[PROVIDED DATA]

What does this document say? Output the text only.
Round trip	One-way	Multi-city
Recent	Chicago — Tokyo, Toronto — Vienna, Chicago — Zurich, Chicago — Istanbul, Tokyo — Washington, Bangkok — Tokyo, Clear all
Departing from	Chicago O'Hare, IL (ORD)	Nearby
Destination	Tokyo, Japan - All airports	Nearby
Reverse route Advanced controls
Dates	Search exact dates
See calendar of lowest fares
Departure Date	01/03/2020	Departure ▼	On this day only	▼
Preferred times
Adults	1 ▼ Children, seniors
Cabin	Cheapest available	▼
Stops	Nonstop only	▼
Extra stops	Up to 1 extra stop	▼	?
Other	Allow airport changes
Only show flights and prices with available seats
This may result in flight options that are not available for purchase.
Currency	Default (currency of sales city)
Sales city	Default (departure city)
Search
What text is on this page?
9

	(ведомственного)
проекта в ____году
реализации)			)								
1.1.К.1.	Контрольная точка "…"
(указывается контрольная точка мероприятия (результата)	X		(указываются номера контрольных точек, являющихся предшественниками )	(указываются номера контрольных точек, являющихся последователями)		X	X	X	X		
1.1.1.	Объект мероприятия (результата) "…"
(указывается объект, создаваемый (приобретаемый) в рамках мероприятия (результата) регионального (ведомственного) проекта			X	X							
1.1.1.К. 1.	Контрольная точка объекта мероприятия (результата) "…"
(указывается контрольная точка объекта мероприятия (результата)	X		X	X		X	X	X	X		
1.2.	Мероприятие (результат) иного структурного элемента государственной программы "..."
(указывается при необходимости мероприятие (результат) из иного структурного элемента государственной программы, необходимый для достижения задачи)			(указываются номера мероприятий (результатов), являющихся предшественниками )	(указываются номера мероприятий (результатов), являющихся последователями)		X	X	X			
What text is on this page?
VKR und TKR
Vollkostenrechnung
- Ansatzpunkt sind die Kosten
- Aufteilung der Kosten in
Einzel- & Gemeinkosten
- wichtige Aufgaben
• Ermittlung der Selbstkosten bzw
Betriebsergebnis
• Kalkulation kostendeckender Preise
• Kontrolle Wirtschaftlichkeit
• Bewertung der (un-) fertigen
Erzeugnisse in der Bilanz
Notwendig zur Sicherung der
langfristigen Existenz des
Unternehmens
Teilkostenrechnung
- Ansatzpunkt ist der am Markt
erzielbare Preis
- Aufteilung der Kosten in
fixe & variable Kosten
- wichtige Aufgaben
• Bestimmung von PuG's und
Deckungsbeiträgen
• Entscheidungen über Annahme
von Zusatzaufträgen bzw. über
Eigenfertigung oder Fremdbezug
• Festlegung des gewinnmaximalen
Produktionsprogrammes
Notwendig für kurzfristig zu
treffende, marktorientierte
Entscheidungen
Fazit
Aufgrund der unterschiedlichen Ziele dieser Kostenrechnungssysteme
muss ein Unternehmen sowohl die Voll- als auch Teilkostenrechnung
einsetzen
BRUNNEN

[EXERCISE DESCRIPTION] From the records above, extract every entry exactly as given.

[SOLUTION]
What does this document say? Output the text only.
Round trip	One-way	Multi-city
Recent	Chicago — Tokyo, Toronto — Vienna, Chicago — Zurich, Chicago — Istanbul, Tokyo — Washington, Bangkok — Tokyo, Clear all
Departing from	Chicago O'Hare, IL (ORD)	Nearby
Destination	Tokyo, Japan - All airports	Nearby
Reverse route Advanced controls
Dates	Search exact dates
See calendar of lowest fares
Departure Date	01/03/2020	Departure ▼	On this day only	▼
Preferred times
Adults	1 ▼ Children, seniors
Cabin	Cheapest available	▼
Stops	Nonstop only	▼
Extra stops	Up to 1 extra stop	▼	?
Other	Allow airport changes
Only show flights and prices with available seats
This may result in flight options that are not available for purchase.
Currency	Default (currency of sales city)
Sales city	Default (departure city)
Search
What text is on this page?
9

	(ведомственного)
проекта в ____году
реализации)			)								
1.1.К.1.	Контрольная точка "…"
(указывается контрольная точка мероприятия (результата)	X		(указываются номера контрольных точек, являющихся предшественниками )	(указываются номера контрольных точек, являющихся последователями)		X	X	X	X		
1.1.1.	Объект мероприятия (результата) "…"
(указывается объект, создаваемый (приобретаемый) в рамках мероприятия (результата) регионального (ведомственного) проекта			X	X							
1.1.1.К. 1.	Контрольная точка объекта мероприятия (результата) "…"
(указывается контрольная точка объекта мероприятия (результата)	X		X	X		X	X	X	X		
1.2.	Мероприятие (результат) иного структурного элемента государственной программы "..."
(указывается при необходимости мероприятие (результат) из иного структурного элемента государственной программы, необходимый для достижения задачи)			(указываются номера мероприятий (результатов), являющихся предшественниками )	(указываются номера мероприятий (результатов), являющихся последователями)		X	X	X			
What text is on this page?
VKR und TKR
Vollkostenrechnung
- Ansatzpunkt sind die Kosten
- Aufteilung der Kosten in
Einzel- & Gemeinkosten
- wichtige Aufgaben
• Ermittlung der Selbstkosten bzw
Betriebsergebnis
• Kalkulation kostendeckender Preise
• Kontrolle Wirtschaftlichkeit
• Bewertung der (un-) fertigen
Erzeugnisse in der Bilanz
Notwendig zur Sicherung der
langfristigen Existenz des
Unternehmens
Teilkostenrechnung
- Ansatzpunkt ist der am Markt
erzielbare Preis
- Aufteilung der Kosten in
fixe & variable Kosten
- wichtige Aufgaben
• Bestimmung von PuG's und
Deckungsbeiträgen
• Entscheidungen über Annahme
von Zusatzaufträgen bzw. über
Eigenfertigung oder Fremdbezug
• Festlegung des gewinnmaximalen
Produktionsprogrammes
Notwendig für kurzfristig zu
treffende, marktorientierte
Entscheidungen
Fazit
Aufgrund der unterschiedlichen Ziele dieser Kostenrechnungssysteme
muss ein Unternehmen sowohl die Voll- als auch Teilkostenrechnung
einsetzen
BRUNNEN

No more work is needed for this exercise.